**Written task**
Can you output the material exactly as written, minus any pictures it holds?

**Data in this exercise**
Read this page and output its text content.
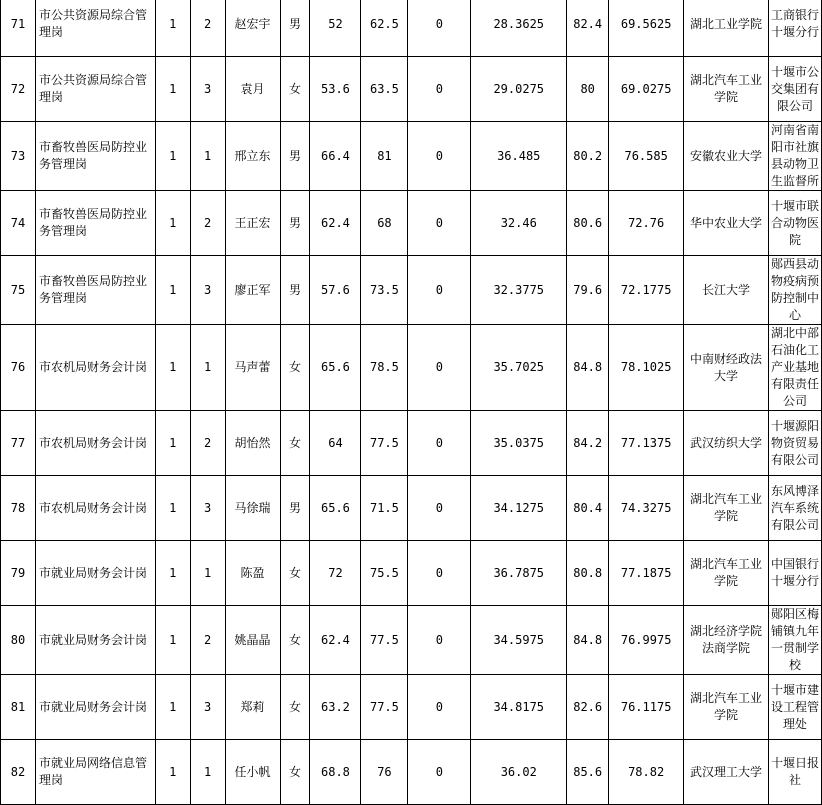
71	市公共资源局综合管理岗	1	2	赵宏宇	男	52	62.5	0	28.3625	82.4	69.5625	湖北工业学院	工商银行十堰分行
72	市公共资源局综合管理岗	1	3	袁月	女	53.6	63.5	0	29.0275	80	69.0275	湖北汽车工业学院	十堰市公交集团有限公司
73	市畜牧兽医局防控业务管理岗	1	1	邢立东	男	66.4	81	0	36.485	80.2	76.585	安徽农业大学	河南省南阳市社旗县动物卫生监督所
74	市畜牧兽医局防控业务管理岗	1	2	王正宏	男	62.4	68	0	32.46	80.6	72.76	华中农业大学	十堰市联合动物医院
75	市畜牧兽医局防控业务管理岗	1	3	廖正军	男	57.6	73.5	0	32.3775	79.6	72.1775	长江大学	郧西县动物疫病预防控制中心
76	市农机局财务会计岗	1	1	马声蕾	女	65.6	78.5	0	35.7025	84.8	78.1025	中南财经政法大学	湖北中部石油化工产业基地有限责任公司
77	市农机局财务会计岗	1	2	胡怡然	女	64	77.5	0	35.0375	84.2	77.1375	武汉纺织大学	十堰源阳物资贸易有限公司
78	市农机局财务会计岗	1	3	马徐瑞	男	65.6	71.5	0	34.1275	80.4	74.3275	湖北汽车工业学院	东风博泽汽车系统有限公司
79	市就业局财务会计岗	1	1	陈盈	女	72	75.5	0	36.7875	80.8	77.1875	湖北汽车工业学院	中国银行十堰分行
80	市就业局财务会计岗	1	2	姚晶晶	女	62.4	77.5	0	34.5975	84.8	76.9975	湖北经济学院法商学院	郧阳区梅铺镇九年一贯制学校
81	市就业局财务会计岗	1	3	郑莉	女	63.2	77.5	0	34.8175	82.6	76.1175	湖北汽车工业学院	十堰市建设工程管理处
82	市就业局网络信息管理岗	1	1	任小帆	女	68.8	76	0	36.02	85.6	78.82	武汉理工大学	十堰日报社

**Complete answer**
Read this page and output its text content.
71	市公共资源局综合管理岗	1	2	赵宏宇	男	52	62.5	0	28.3625	82.4	69.5625	湖北工业学院	工商银行十堰分行
72	市公共资源局综合管理岗	1	3	袁月	女	53.6	63.5	0	29.0275	80	69.0275	湖北汽车工业学院	十堰市公交集团有限公司
73	市畜牧兽医局防控业务管理岗	1	1	邢立东	男	66.4	81	0	36.485	80.2	76.585	安徽农业大学	河南省南阳市社旗县动物卫生监督所
74	市畜牧兽医局防控业务管理岗	1	2	王正宏	男	62.4	68	0	32.46	80.6	72.76	华中农业大学	十堰市联合动物医院
75	市畜牧兽医局防控业务管理岗	1	3	廖正军	男	57.6	73.5	0	32.3775	79.6	72.1775	长江大学	郧西县动物疫病预防控制中心
76	市农机局财务会计岗	1	1	马声蕾	女	65.6	78.5	0	35.7025	84.8	78.1025	中南财经政法大学	湖北中部石油化工产业基地有限责任公司
77	市农机局财务会计岗	1	2	胡怡然	女	64	77.5	0	35.0375	84.2	77.1375	武汉纺织大学	十堰源阳物资贸易有限公司
78	市农机局财务会计岗	1	3	马徐瑞	男	65.6	71.5	0	34.1275	80.4	74.3275	湖北汽车工业学院	东风博泽汽车系统有限公司
79	市就业局财务会计岗	1	1	陈盈	女	72	75.5	0	36.7875	80.8	77.1875	湖北汽车工业学院	中国银行十堰分行
80	市就业局财务会计岗	1	2	姚晶晶	女	62.4	77.5	0	34.5975	84.8	76.9975	湖北经济学院法商学院	郧阳区梅铺镇九年一贯制学校
81	市就业局财务会计岗	1	3	郑莉	女	63.2	77.5	0	34.8175	82.6	76.1175	湖北汽车工业学院	十堰市建设工程管理处
82	市就业局网络信息管理岗	1	1	任小帆	女	68.8	76	0	36.02	85.6	78.82	武汉理工大学	十堰日报社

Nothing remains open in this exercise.